#### TASK GOAL
Print the following entries verbatim, line for line.

#### DATA TO PROCESS
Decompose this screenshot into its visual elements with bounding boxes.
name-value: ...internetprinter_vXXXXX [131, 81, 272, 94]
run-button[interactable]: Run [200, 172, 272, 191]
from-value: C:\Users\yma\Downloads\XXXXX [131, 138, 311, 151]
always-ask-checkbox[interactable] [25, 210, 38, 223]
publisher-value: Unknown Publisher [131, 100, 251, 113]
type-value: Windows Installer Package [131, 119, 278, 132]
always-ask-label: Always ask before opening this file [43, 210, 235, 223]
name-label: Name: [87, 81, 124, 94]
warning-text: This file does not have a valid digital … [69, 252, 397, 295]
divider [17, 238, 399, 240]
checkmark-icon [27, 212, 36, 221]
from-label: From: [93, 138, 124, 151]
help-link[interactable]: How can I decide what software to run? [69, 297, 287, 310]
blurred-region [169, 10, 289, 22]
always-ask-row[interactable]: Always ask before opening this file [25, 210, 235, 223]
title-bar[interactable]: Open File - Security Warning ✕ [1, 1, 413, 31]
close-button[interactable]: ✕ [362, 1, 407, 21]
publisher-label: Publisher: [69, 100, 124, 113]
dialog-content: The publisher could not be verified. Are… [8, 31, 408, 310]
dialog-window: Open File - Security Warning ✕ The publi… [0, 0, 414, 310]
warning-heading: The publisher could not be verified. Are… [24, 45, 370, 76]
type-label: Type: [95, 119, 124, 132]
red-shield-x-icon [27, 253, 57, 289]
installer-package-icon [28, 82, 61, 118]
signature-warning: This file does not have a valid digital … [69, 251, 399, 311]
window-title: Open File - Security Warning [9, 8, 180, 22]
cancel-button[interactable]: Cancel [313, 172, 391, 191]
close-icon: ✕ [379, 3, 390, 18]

#### WRITTEN RESPONSE
Decompose this screenshot into its visual elements with bounding boxes.
name-value: ...internetprinter_vXXXXX [131, 81, 272, 94]
run-button[interactable]: Run [200, 172, 272, 191]
from-value: C:\Users\yma\Downloads\XXXXX [131, 138, 311, 151]
always-ask-checkbox[interactable] [25, 210, 38, 223]
publisher-value: Unknown Publisher [131, 100, 251, 113]
type-value: Windows Installer Package [131, 119, 278, 132]
always-ask-label: Always ask before opening this file [43, 210, 235, 223]
name-label: Name: [87, 81, 124, 94]
warning-text: This file does not have a valid digital … [69, 252, 397, 295]
divider [17, 238, 399, 240]
checkmark-icon [27, 212, 36, 221]
from-label: From: [93, 138, 124, 151]
help-link[interactable]: How can I decide what software to run? [69, 297, 287, 310]
blurred-region [169, 10, 289, 22]
always-ask-row[interactable]: Always ask before opening this file [25, 210, 235, 223]
title-bar[interactable]: Open File - Security Warning ✕ [1, 1, 413, 31]
close-button[interactable]: ✕ [362, 1, 407, 21]
publisher-label: Publisher: [69, 100, 124, 113]
dialog-content: The publisher could not be verified. Are… [8, 31, 408, 310]
dialog-window: Open File - Security Warning ✕ The publi… [0, 0, 414, 310]
warning-heading: The publisher could not be verified. Are… [24, 45, 370, 76]
type-label: Type: [95, 119, 124, 132]
red-shield-x-icon [27, 253, 57, 289]
installer-package-icon [28, 82, 61, 118]
signature-warning: This file does not have a valid digital … [69, 251, 399, 311]
window-title: Open File - Security Warning [9, 8, 180, 22]
cancel-button[interactable]: Cancel [313, 172, 391, 191]
close-icon: ✕ [379, 3, 390, 18]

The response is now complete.